» EXERCISE OBJECTIVE
In the records below, find each line with the word "mail" and copy it.

» RAW RECORDS
______

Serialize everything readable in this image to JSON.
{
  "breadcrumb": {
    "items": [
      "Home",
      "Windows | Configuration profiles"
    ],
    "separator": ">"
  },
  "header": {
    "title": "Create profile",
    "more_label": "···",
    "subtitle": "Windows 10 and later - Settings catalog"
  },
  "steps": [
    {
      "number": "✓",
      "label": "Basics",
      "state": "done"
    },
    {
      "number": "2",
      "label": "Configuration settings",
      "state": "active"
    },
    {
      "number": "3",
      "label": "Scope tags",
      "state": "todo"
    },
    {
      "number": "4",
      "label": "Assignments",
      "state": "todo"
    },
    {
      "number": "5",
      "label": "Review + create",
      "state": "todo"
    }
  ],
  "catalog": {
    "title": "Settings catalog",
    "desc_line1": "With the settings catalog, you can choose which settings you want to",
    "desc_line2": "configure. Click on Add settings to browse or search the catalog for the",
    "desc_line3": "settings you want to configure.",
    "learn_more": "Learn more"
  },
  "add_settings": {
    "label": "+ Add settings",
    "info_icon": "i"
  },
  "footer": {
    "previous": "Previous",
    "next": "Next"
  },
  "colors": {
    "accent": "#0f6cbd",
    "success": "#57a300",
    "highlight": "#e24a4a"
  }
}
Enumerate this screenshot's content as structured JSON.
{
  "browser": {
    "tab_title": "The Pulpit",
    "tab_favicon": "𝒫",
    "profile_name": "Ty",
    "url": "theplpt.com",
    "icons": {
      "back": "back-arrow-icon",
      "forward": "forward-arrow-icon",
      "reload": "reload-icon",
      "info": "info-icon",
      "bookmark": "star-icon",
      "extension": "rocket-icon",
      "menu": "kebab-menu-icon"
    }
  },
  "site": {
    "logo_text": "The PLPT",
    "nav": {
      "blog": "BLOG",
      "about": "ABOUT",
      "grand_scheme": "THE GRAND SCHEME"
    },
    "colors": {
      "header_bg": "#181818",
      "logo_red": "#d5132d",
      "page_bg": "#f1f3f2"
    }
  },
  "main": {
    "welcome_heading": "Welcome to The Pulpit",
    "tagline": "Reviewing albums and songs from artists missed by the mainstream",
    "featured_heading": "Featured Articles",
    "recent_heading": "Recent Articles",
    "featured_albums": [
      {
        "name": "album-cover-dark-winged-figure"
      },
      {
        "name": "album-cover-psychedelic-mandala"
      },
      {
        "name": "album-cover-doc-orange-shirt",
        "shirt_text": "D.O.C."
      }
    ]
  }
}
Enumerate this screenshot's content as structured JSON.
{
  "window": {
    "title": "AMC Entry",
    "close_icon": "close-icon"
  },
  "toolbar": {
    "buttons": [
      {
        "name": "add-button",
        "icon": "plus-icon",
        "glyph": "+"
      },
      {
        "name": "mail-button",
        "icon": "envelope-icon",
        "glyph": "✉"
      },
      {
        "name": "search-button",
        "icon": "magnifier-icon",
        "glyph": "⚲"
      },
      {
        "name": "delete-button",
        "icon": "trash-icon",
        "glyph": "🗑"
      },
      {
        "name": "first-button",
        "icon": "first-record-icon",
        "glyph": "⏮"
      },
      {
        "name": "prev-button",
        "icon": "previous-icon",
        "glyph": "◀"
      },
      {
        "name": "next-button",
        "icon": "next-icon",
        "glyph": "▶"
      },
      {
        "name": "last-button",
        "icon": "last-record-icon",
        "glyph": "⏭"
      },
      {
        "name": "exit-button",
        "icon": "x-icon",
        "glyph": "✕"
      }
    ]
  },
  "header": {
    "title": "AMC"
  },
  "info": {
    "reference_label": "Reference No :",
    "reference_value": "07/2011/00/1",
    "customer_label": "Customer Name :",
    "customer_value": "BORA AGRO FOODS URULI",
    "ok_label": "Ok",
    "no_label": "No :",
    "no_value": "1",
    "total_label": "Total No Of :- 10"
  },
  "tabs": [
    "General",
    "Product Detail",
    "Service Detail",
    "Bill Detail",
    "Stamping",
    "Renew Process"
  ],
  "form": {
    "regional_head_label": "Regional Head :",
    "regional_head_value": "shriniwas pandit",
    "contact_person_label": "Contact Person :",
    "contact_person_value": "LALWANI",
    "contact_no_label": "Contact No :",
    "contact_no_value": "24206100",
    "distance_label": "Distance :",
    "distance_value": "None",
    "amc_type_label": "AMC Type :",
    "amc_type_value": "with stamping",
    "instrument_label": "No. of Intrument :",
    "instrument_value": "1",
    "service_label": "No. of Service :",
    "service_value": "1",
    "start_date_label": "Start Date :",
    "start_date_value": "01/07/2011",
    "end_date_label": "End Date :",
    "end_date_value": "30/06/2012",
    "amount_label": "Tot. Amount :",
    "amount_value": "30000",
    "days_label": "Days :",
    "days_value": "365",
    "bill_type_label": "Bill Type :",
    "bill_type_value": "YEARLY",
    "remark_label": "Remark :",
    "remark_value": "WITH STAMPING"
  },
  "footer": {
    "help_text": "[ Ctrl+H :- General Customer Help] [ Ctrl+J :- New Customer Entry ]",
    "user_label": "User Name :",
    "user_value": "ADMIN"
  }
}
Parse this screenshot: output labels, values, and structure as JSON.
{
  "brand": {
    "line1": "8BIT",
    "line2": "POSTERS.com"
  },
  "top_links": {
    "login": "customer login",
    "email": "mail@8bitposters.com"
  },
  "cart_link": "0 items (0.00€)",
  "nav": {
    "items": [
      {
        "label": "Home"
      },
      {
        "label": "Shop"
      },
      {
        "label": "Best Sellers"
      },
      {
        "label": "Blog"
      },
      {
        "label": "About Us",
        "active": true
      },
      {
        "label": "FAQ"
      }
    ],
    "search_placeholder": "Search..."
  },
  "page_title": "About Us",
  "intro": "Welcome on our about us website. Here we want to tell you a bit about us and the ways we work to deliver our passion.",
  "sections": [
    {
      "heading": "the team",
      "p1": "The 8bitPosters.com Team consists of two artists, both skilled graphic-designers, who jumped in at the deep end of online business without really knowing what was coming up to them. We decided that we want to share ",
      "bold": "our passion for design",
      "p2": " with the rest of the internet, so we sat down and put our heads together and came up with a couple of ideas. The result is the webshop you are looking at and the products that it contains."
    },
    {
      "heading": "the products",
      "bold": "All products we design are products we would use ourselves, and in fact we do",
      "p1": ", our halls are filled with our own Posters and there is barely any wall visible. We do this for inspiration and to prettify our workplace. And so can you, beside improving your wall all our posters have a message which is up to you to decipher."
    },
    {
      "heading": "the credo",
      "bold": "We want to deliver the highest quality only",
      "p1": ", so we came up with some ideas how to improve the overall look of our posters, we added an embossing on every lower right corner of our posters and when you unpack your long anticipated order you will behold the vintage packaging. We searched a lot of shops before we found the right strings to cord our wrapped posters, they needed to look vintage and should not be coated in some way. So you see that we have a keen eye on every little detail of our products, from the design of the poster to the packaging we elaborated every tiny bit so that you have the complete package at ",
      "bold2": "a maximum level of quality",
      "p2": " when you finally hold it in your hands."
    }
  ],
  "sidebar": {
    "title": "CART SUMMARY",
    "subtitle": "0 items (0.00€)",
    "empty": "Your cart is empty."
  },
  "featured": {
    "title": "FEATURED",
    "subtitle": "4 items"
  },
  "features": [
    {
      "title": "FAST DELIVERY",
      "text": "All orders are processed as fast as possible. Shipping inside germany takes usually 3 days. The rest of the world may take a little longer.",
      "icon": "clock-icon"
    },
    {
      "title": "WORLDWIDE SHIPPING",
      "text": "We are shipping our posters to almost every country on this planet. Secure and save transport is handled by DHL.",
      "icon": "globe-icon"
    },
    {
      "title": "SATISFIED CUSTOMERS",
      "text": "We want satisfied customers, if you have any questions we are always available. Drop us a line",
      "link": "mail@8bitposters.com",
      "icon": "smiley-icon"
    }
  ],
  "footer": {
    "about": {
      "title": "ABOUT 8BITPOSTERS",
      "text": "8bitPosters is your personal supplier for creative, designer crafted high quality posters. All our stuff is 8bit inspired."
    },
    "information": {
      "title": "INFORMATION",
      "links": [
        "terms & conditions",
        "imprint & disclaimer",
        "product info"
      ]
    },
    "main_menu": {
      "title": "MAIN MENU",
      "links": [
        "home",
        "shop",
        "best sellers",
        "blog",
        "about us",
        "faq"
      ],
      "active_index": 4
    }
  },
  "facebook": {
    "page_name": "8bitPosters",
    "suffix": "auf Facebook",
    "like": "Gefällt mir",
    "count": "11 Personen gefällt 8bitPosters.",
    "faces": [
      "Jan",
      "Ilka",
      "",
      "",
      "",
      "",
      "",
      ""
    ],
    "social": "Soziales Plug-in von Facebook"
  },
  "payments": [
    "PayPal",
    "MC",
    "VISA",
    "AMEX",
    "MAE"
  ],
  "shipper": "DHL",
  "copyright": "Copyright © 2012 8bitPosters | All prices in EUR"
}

______

» WRITTEN ANSWER
        "name": "mail-button",
    "email": "mail@8bitposters.com"
      "link": "mail@8bitposters.com",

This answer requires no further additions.